Data excerpts:

******************************

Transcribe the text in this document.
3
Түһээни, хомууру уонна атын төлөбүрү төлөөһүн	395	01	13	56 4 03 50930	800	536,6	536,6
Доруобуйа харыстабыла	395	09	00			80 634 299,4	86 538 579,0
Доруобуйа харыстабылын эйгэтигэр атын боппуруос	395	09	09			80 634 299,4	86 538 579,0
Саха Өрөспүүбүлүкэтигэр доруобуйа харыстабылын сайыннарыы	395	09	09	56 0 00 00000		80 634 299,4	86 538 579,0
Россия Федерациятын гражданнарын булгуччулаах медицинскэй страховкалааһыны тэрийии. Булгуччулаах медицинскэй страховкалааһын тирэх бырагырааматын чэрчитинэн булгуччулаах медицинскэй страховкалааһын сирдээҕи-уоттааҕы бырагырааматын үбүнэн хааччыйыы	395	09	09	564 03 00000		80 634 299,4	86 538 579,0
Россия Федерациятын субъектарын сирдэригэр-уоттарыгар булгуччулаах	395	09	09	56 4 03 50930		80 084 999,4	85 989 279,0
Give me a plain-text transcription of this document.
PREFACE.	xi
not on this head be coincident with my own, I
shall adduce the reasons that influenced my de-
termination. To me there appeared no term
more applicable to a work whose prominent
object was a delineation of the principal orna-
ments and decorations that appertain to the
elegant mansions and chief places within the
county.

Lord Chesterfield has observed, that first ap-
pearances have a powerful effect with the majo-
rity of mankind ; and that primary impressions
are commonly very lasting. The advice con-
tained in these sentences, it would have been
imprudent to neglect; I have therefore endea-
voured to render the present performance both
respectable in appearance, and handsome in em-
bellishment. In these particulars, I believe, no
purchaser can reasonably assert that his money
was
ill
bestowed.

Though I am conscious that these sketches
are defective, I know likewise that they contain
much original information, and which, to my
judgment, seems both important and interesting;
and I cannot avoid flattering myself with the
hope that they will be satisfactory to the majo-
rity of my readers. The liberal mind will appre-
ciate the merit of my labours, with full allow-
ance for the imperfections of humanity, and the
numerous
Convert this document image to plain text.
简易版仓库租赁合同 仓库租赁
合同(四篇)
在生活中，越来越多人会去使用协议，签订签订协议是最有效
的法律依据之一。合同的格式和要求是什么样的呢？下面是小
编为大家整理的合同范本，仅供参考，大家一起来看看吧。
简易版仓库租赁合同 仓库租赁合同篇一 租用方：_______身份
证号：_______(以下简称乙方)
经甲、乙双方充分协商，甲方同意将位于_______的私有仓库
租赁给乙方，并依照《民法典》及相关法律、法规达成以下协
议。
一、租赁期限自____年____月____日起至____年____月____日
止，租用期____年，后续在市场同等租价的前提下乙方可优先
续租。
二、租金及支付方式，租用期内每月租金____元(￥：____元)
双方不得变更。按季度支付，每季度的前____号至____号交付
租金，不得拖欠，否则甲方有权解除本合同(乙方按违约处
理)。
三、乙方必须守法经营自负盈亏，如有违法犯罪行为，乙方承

******************************

> _The request_: Report the number of lines in the listing above that include the word "text", and nothing else.

> _Response_: 3